### Written task
Write the records out again, keeping each line exactly as it is.
**** Source records
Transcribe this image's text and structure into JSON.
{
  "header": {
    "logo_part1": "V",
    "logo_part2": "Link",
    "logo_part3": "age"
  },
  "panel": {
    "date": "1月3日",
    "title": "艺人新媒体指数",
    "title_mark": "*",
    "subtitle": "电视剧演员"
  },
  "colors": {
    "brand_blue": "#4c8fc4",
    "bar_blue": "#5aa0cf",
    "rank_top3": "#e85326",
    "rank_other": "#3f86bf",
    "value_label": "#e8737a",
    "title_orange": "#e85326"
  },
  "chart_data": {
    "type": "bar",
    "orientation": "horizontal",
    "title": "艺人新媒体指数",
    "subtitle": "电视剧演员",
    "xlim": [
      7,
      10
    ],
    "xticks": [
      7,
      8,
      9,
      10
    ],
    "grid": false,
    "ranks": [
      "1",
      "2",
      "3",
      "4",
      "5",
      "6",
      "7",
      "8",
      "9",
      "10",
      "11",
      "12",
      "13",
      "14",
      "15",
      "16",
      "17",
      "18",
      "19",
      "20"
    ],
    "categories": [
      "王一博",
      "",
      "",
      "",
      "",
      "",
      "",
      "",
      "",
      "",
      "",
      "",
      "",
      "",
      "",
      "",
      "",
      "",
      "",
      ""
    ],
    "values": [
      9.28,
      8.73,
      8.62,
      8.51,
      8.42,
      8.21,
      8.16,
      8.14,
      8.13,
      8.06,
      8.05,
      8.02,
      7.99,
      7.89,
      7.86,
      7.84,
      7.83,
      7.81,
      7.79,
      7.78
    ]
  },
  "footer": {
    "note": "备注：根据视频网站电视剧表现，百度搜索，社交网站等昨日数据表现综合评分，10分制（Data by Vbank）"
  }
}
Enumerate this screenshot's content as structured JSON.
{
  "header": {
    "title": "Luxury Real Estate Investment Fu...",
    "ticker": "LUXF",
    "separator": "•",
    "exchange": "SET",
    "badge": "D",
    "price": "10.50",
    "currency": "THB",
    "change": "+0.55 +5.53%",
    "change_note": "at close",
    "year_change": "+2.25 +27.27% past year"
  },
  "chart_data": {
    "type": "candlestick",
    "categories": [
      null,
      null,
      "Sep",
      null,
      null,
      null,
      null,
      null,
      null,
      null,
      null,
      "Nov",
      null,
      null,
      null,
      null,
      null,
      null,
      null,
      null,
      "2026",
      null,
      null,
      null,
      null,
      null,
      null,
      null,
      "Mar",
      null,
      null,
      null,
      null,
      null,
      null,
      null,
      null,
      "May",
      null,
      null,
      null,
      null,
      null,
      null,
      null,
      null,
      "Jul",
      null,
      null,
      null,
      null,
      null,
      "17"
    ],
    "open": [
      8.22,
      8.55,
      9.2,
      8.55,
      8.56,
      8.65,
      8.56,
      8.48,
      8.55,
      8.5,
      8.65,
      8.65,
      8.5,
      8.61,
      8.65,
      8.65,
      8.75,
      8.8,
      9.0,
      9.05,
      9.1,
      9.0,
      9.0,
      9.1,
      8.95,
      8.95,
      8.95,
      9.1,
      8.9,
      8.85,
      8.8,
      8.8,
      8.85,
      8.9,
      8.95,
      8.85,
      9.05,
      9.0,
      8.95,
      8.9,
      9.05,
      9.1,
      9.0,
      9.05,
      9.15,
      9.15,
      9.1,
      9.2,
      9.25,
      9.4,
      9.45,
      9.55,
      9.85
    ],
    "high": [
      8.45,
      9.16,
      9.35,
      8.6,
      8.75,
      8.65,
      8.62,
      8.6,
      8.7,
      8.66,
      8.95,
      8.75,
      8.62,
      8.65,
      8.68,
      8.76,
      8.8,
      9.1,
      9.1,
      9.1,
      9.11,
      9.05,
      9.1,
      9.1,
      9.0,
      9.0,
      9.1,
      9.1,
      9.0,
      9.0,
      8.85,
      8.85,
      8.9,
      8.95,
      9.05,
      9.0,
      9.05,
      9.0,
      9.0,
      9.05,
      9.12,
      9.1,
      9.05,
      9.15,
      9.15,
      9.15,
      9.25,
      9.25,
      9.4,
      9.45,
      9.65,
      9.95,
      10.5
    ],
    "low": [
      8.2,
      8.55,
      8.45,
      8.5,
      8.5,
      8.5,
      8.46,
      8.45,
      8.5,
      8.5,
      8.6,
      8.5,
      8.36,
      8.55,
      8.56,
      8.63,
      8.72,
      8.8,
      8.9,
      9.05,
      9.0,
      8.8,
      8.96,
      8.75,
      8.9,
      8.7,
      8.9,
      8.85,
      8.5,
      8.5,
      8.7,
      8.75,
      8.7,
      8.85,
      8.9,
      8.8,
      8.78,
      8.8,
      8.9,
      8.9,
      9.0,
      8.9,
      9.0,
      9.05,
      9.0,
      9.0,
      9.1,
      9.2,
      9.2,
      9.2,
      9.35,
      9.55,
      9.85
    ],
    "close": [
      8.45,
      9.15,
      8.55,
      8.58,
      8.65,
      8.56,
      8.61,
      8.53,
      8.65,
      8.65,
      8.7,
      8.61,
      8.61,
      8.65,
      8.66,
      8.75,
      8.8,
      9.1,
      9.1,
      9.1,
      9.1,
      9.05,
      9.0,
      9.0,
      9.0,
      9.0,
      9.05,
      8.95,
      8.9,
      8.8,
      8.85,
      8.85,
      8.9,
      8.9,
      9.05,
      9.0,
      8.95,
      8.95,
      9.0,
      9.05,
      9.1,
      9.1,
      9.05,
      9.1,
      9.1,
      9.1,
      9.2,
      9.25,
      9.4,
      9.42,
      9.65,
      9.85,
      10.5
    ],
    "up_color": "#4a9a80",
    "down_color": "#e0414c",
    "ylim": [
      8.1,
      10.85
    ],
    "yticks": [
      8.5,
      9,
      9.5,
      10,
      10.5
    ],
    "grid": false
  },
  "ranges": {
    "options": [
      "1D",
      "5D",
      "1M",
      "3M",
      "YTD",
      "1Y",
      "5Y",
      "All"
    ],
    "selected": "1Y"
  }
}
********
### Final answer
Transcribe this image's text and structure into JSON.
{
  "header": {
    "logo_part1": "V",
    "logo_part2": "Link",
    "logo_part3": "age"
  },
  "panel": {
    "date": "1月3日",
    "title": "艺人新媒体指数",
    "title_mark": "*",
    "subtitle": "电视剧演员"
  },
  "colors": {
    "brand_blue": "#4c8fc4",
    "bar_blue": "#5aa0cf",
    "rank_top3": "#e85326",
    "rank_other": "#3f86bf",
    "value_label": "#e8737a",
    "title_orange": "#e85326"
  },
  "chart_data": {
    "type": "bar",
    "orientation": "horizontal",
    "title": "艺人新媒体指数",
    "subtitle": "电视剧演员",
    "xlim": [
      7,
      10
    ],
    "xticks": [
      7,
      8,
      9,
      10
    ],
    "grid": false,
    "ranks": [
      "1",
      "2",
      "3",
      "4",
      "5",
      "6",
      "7",
      "8",
      "9",
      "10",
      "11",
      "12",
      "13",
      "14",
      "15",
      "16",
      "17",
      "18",
      "19",
      "20"
    ],
    "categories": [
      "王一博",
      "",
      "",
      "",
      "",
      "",
      "",
      "",
      "",
      "",
      "",
      "",
      "",
      "",
      "",
      "",
      "",
      "",
      "",
      ""
    ],
    "values": [
      9.28,
      8.73,
      8.62,
      8.51,
      8.42,
      8.21,
      8.16,
      8.14,
      8.13,
      8.06,
      8.05,
      8.02,
      7.99,
      7.89,
      7.86,
      7.84,
      7.83,
      7.81,
      7.79,
      7.78
    ]
  },
  "footer": {
    "note": "备注：根据视频网站电视剧表现，百度搜索，社交网站等昨日数据表现综合评分，10分制（Data by Vbank）"
  }
}
Enumerate this screenshot's content as structured JSON.
{
  "header": {
    "title": "Luxury Real Estate Investment Fu...",
    "ticker": "LUXF",
    "separator": "•",
    "exchange": "SET",
    "badge": "D",
    "price": "10.50",
    "currency": "THB",
    "change": "+0.55 +5.53%",
    "change_note": "at close",
    "year_change": "+2.25 +27.27% past year"
  },
  "chart_data": {
    "type": "candlestick",
    "categories": [
      null,
      null,
      "Sep",
      null,
      null,
      null,
      null,
      null,
      null,
      null,
      null,
      "Nov",
      null,
      null,
      null,
      null,
      null,
      null,
      null,
      null,
      "2026",
      null,
      null,
      null,
      null,
      null,
      null,
      null,
      "Mar",
      null,
      null,
      null,
      null,
      null,
      null,
      null,
      null,
      "May",
      null,
      null,
      null,
      null,
      null,
      null,
      null,
      null,
      "Jul",
      null,
      null,
      null,
      null,
      null,
      "17"
    ],
    "open": [
      8.22,
      8.55,
      9.2,
      8.55,
      8.56,
      8.65,
      8.56,
      8.48,
      8.55,
      8.5,
      8.65,
      8.65,
      8.5,
      8.61,
      8.65,
      8.65,
      8.75,
      8.8,
      9.0,
      9.05,
      9.1,
      9.0,
      9.0,
      9.1,
      8.95,
      8.95,
      8.95,
      9.1,
      8.9,
      8.85,
      8.8,
      8.8,
      8.85,
      8.9,
      8.95,
      8.85,
      9.05,
      9.0,
      8.95,
      8.9,
      9.05,
      9.1,
      9.0,
      9.05,
      9.15,
      9.15,
      9.1,
      9.2,
      9.25,
      9.4,
      9.45,
      9.55,
      9.85
    ],
    "high": [
      8.45,
      9.16,
      9.35,
      8.6,
      8.75,
      8.65,
      8.62,
      8.6,
      8.7,
      8.66,
      8.95,
      8.75,
      8.62,
      8.65,
      8.68,
      8.76,
      8.8,
      9.1,
      9.1,
      9.1,
      9.11,
      9.05,
      9.1,
      9.1,
      9.0,
      9.0,
      9.1,
      9.1,
      9.0,
      9.0,
      8.85,
      8.85,
      8.9,
      8.95,
      9.05,
      9.0,
      9.05,
      9.0,
      9.0,
      9.05,
      9.12,
      9.1,
      9.05,
      9.15,
      9.15,
      9.15,
      9.25,
      9.25,
      9.4,
      9.45,
      9.65,
      9.95,
      10.5
    ],
    "low": [
      8.2,
      8.55,
      8.45,
      8.5,
      8.5,
      8.5,
      8.46,
      8.45,
      8.5,
      8.5,
      8.6,
      8.5,
      8.36,
      8.55,
      8.56,
      8.63,
      8.72,
      8.8,
      8.9,
      9.05,
      9.0,
      8.8,
      8.96,
      8.75,
      8.9,
      8.7,
      8.9,
      8.85,
      8.5,
      8.5,
      8.7,
      8.75,
      8.7,
      8.85,
      8.9,
      8.8,
      8.78,
      8.8,
      8.9,
      8.9,
      9.0,
      8.9,
      9.0,
      9.05,
      9.0,
      9.0,
      9.1,
      9.2,
      9.2,
      9.2,
      9.35,
      9.55,
      9.85
    ],
    "close": [
      8.45,
      9.15,
      8.55,
      8.58,
      8.65,
      8.56,
      8.61,
      8.53,
      8.65,
      8.65,
      8.7,
      8.61,
      8.61,
      8.65,
      8.66,
      8.75,
      8.8,
      9.1,
      9.1,
      9.1,
      9.1,
      9.05,
      9.0,
      9.0,
      9.0,
      9.0,
      9.05,
      8.95,
      8.9,
      8.8,
      8.85,
      8.85,
      8.9,
      8.9,
      9.05,
      9.0,
      8.95,
      8.95,
      9.0,
      9.05,
      9.1,
      9.1,
      9.05,
      9.1,
      9.1,
      9.1,
      9.2,
      9.25,
      9.4,
      9.42,
      9.65,
      9.85,
      10.5
    ],
    "up_color": "#4a9a80",
    "down_color": "#e0414c",
    "ylim": [
      8.1,
      10.85
    ],
    "yticks": [
      8.5,
      9,
      9.5,
      10,
      10.5
    ],
    "grid": false
  },
  "ranges": {
    "options": [
      "1D",
      "5D",
      "1M",
      "3M",
      "YTD",
      "1Y",
      "5Y",
      "All"
    ],
    "selected": "1Y"
  }
}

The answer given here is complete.